BILLING CONSIDERATIONS


You may collect full payment from the patient at the time of service, and let the patient file the medical claim form. However, many medical offices choose to file indemnity claims for their patients in order to retain control over the quality of claim preparation. The rules for standard claim form preparation were covered in Chapter 4.


Regardless of who actually prepares the claim and submits it to the insurance company, the physician is responsible for the provider-supplied information required on the bottom half of the claim form. Even though the physician is not required to sign a direct contract with the medical plan, an implied contract still exists, and legal requirements must be met.


Use the national standard coding guidelines and coding conventions that you learned in Chapters 5 to 7 and follow the standard rules for claim form preparation that you learned in Chapter 4. Always use your physician’s standard fee schedule for fees submitted on medical claims.


Monitor the payments received and the explanation of benefits (EOB) that accompanies payment. If full payment is received, then you know there are no plan-specific billing requirements to worry about.


If full payment is not received, call the medical plan using the telephone number listed on the patient’s insurance card (a photocopy of the front and back of the insurance card should be located in the patient’s medical record). Ask to speak with a claim adjustor. Please make an effort to be very courteous every time you speak with a claim adjustor. Supply the claim adjustor with the patient’s insurance information and politely ask the adjustor if there are any plan-specific billing rules. Document the plan-specific billing rules in the patient’s financial record (not the medical record) so that you do not have to call every time you submit a claim for this patient. In addition, document the claim adjustor’s first and last name; his or her position, title or department, and telephone extension; and a summary of the call, including date and time. Then correct the claim using the plan-specific rules in addition to the national standard billing rules. Submit the claim and monitor the payment and EOB to be sure full payment is received.

### SUPPLIED INFORMATION
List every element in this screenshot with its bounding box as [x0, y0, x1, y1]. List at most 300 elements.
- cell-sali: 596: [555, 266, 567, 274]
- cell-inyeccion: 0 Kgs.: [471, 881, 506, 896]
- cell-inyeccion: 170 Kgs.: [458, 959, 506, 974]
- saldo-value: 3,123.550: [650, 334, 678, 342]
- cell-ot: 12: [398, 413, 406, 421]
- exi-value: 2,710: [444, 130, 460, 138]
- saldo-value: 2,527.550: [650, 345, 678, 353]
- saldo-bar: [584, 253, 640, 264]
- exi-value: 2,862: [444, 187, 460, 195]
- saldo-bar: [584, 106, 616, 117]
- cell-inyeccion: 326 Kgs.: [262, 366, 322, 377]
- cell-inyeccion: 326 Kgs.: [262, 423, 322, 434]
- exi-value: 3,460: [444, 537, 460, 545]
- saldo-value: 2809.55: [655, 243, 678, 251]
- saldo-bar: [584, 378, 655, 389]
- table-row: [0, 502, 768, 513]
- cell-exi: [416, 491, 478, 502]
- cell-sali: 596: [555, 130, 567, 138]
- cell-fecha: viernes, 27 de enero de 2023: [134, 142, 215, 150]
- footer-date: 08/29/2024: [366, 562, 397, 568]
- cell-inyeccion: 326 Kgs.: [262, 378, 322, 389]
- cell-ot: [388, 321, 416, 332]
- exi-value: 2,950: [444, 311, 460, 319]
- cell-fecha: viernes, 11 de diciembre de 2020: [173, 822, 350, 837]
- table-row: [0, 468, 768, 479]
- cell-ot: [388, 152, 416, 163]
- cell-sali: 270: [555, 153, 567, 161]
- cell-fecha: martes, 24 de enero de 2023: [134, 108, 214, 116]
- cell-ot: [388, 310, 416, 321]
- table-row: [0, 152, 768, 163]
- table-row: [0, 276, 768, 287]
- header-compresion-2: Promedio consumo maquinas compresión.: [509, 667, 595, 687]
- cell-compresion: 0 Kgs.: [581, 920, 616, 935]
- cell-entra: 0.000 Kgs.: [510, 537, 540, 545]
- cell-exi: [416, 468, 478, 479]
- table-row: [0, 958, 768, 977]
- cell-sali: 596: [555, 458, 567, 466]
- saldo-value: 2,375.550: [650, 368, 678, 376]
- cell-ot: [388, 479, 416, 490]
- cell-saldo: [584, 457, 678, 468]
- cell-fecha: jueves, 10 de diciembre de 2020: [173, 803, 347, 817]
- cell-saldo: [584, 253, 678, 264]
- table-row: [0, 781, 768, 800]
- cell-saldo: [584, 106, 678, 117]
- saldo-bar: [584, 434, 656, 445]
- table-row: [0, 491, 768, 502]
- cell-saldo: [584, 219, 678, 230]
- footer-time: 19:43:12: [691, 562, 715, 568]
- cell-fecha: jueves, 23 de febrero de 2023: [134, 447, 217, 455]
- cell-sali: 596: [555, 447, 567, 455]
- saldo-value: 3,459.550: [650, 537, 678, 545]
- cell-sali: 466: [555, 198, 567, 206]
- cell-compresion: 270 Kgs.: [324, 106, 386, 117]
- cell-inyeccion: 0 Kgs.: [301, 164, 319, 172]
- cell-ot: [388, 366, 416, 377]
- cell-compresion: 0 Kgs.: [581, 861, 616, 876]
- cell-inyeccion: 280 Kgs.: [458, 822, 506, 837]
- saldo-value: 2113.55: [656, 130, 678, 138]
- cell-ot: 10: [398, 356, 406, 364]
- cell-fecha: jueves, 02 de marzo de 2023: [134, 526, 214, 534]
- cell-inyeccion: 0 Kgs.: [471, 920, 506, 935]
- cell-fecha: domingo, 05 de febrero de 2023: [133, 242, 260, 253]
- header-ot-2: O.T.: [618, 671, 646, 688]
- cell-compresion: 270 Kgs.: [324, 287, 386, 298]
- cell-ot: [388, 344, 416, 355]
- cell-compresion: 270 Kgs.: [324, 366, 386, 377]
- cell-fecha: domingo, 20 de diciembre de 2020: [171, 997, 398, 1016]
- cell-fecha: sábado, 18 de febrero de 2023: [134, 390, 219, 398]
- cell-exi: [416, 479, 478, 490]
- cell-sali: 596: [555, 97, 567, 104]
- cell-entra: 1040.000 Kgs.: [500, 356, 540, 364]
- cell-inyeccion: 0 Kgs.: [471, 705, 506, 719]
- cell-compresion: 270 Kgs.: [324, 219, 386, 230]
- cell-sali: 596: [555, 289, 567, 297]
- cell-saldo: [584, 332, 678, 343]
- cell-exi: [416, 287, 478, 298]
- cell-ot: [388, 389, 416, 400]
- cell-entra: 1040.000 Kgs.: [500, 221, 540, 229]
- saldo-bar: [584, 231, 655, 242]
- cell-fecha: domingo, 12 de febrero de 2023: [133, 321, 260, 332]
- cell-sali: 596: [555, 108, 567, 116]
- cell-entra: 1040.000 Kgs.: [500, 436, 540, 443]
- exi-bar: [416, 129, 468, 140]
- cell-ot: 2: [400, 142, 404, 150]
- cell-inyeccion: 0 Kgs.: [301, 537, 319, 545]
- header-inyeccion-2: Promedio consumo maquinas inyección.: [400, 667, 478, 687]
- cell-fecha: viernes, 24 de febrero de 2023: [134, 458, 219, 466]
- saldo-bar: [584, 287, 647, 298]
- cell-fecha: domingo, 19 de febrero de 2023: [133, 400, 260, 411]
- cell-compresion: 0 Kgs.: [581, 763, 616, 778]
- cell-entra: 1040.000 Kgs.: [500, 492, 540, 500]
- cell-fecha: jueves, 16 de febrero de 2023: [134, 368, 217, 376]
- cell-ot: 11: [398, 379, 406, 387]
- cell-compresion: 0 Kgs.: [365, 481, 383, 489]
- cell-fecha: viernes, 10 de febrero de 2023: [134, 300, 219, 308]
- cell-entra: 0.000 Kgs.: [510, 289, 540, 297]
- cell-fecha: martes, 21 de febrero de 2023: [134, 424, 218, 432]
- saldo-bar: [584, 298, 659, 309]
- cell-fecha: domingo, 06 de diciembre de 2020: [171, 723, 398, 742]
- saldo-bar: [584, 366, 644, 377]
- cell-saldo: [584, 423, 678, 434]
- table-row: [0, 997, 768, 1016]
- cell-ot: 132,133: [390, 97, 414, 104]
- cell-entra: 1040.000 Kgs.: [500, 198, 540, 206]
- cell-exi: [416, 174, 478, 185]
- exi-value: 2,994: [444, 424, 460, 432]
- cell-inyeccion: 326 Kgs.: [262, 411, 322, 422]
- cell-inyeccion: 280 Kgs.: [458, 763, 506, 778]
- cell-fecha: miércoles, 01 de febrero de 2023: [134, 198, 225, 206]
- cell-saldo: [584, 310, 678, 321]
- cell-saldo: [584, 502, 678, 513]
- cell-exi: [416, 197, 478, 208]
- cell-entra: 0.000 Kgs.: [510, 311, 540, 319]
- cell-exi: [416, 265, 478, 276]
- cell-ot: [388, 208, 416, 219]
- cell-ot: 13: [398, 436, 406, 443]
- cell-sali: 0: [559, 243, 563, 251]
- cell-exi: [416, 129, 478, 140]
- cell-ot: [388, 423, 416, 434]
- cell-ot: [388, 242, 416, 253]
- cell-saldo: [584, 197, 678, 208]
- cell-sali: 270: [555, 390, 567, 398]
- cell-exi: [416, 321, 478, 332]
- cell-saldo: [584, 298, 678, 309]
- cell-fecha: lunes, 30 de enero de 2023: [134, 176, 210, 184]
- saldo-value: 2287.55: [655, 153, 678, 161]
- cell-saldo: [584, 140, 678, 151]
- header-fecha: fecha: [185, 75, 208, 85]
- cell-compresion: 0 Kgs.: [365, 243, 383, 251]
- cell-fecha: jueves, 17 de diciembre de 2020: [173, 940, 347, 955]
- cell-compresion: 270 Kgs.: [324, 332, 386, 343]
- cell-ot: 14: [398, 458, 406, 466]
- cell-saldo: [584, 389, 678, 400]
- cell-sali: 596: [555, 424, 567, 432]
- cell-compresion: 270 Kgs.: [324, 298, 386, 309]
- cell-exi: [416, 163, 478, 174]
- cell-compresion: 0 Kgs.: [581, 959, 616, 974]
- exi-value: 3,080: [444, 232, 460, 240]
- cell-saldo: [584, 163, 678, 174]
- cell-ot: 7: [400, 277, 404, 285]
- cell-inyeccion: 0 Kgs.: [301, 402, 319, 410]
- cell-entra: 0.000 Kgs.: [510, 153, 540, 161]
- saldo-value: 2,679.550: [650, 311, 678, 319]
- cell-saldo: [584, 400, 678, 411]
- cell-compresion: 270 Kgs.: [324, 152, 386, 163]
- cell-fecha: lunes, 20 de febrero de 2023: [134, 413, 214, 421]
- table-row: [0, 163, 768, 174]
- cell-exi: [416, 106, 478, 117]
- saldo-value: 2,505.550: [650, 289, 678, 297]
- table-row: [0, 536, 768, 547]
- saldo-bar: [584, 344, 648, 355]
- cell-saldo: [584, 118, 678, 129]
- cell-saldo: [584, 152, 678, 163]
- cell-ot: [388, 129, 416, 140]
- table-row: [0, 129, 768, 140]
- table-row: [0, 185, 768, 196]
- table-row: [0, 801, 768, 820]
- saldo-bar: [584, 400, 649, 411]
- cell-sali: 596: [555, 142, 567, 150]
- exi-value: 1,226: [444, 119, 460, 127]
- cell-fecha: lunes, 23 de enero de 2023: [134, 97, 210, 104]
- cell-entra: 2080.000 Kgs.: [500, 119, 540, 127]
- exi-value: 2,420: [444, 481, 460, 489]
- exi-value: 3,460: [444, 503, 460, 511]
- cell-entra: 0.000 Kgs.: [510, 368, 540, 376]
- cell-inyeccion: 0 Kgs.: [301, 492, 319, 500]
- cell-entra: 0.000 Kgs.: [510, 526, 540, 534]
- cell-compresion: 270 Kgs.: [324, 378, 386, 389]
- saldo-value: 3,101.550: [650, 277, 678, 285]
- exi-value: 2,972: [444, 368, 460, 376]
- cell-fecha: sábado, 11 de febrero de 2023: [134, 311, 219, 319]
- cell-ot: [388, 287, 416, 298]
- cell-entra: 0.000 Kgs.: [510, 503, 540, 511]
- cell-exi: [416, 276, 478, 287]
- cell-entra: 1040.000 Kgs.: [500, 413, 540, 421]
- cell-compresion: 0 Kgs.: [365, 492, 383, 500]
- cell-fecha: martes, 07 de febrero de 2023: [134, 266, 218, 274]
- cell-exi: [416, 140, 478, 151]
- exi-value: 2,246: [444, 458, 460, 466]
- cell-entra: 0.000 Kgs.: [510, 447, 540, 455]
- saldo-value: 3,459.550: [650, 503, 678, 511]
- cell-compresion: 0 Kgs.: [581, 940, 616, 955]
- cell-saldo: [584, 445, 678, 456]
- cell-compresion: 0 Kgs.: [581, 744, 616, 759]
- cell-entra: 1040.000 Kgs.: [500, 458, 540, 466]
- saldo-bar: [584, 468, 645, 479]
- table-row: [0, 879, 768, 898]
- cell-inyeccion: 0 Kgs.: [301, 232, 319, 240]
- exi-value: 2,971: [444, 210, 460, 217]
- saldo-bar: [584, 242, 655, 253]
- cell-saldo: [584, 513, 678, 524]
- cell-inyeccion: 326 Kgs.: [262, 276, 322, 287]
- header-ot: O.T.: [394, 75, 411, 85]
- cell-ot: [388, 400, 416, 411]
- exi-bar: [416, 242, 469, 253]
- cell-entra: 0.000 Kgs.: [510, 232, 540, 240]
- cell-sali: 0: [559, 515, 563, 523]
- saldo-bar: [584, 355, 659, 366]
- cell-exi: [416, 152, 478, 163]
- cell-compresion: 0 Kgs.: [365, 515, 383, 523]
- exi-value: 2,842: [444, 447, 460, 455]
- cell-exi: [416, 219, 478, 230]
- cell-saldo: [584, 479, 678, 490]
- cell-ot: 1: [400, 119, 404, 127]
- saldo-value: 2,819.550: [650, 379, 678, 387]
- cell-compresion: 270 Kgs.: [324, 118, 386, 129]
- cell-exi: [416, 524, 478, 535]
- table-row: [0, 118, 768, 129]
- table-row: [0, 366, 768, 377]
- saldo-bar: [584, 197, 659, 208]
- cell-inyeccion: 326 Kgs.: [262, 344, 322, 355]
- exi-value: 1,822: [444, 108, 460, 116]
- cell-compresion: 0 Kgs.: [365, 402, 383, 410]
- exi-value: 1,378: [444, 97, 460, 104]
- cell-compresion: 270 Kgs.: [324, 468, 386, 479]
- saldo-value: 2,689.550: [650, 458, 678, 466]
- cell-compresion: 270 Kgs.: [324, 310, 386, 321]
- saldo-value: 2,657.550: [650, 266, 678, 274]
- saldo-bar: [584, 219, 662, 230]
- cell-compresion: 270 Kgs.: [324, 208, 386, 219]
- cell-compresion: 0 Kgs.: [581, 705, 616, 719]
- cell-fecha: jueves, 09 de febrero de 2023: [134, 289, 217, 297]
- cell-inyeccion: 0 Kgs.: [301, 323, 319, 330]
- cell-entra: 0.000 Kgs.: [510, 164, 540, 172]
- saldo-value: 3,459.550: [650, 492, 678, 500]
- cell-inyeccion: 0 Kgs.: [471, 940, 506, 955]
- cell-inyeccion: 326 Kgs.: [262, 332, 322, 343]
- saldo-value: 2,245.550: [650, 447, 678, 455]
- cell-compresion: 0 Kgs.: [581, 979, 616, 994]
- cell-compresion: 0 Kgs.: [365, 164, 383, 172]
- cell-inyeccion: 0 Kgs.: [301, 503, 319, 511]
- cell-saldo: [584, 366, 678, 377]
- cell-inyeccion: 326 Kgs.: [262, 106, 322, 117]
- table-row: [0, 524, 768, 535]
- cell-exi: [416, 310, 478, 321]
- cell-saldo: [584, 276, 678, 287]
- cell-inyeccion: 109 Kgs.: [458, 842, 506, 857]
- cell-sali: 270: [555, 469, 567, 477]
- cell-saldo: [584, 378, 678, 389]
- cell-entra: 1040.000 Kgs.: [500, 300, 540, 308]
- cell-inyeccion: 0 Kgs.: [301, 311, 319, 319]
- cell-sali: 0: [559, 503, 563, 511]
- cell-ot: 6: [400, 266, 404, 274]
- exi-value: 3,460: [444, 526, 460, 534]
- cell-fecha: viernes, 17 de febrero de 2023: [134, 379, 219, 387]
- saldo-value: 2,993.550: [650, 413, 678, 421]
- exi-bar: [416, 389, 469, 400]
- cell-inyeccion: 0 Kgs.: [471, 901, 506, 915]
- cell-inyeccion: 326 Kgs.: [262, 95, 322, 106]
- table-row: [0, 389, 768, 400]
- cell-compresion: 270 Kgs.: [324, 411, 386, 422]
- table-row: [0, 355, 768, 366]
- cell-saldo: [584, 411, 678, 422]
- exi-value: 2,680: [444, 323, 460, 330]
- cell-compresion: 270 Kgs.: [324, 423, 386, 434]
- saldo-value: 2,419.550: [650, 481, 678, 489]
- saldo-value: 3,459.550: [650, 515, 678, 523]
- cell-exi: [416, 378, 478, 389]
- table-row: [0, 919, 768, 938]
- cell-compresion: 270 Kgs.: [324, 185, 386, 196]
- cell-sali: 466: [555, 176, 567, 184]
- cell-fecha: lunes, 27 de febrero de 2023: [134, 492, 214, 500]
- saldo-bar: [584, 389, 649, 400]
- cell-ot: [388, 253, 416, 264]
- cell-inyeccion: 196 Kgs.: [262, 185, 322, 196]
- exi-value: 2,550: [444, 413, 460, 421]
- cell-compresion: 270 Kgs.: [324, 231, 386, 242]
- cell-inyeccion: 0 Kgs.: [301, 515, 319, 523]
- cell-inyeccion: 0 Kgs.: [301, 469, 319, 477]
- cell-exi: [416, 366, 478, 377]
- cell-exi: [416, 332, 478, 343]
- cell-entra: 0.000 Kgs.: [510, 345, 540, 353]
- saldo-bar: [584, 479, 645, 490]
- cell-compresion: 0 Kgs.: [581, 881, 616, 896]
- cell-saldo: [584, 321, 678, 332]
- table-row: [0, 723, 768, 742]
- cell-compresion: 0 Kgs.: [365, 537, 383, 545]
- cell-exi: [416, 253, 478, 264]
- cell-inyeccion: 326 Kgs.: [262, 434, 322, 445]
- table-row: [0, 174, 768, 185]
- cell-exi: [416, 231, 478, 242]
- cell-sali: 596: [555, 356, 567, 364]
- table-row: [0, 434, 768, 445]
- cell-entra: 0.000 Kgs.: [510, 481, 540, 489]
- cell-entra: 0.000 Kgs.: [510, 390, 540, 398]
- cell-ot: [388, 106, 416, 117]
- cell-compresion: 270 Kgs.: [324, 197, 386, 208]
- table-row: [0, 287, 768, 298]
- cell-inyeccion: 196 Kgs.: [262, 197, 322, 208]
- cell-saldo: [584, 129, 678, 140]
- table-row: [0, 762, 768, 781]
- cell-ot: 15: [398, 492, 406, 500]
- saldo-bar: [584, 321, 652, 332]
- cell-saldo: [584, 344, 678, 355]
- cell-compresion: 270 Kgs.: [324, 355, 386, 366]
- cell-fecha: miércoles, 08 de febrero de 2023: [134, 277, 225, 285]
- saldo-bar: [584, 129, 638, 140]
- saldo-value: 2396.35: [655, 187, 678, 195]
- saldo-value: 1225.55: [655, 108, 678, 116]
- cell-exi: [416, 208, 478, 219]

### EXERCISE GOAL
Continue the billing considerations text from its final sentence.

### EXERCISE RESULT
If full payment is not received a second time, call the same adjustor again and politely request assistance. When you are able to ask for the same claim adjustor by name each time you call a medical plan, you are less likely to receive conflicting information. Most claim adjustors will appreciate your efforts to complete claims correctly and will be less critical when you heed their advice.


Do not give in to the temptation to be rude or to blame the claim adjustor for problems, even if you think the claim adjustor deserves the blame. An unhappy or angry claim adjustor can find many reasons to delay payments. The claim adjustor is much more likely to be of real assistance if you treat him or her with courtesy and respect. Remember, the claim adjustor is employed by the medical plan, and the medical plan wants to find valid reasons to delay, reduce, or deny payment.


Sometimes personalities do clash. If you are unable to establish a cordial relationship with one claim adjustor, try working with another claim adjustor until you find one with whom you can establish a good working relationship.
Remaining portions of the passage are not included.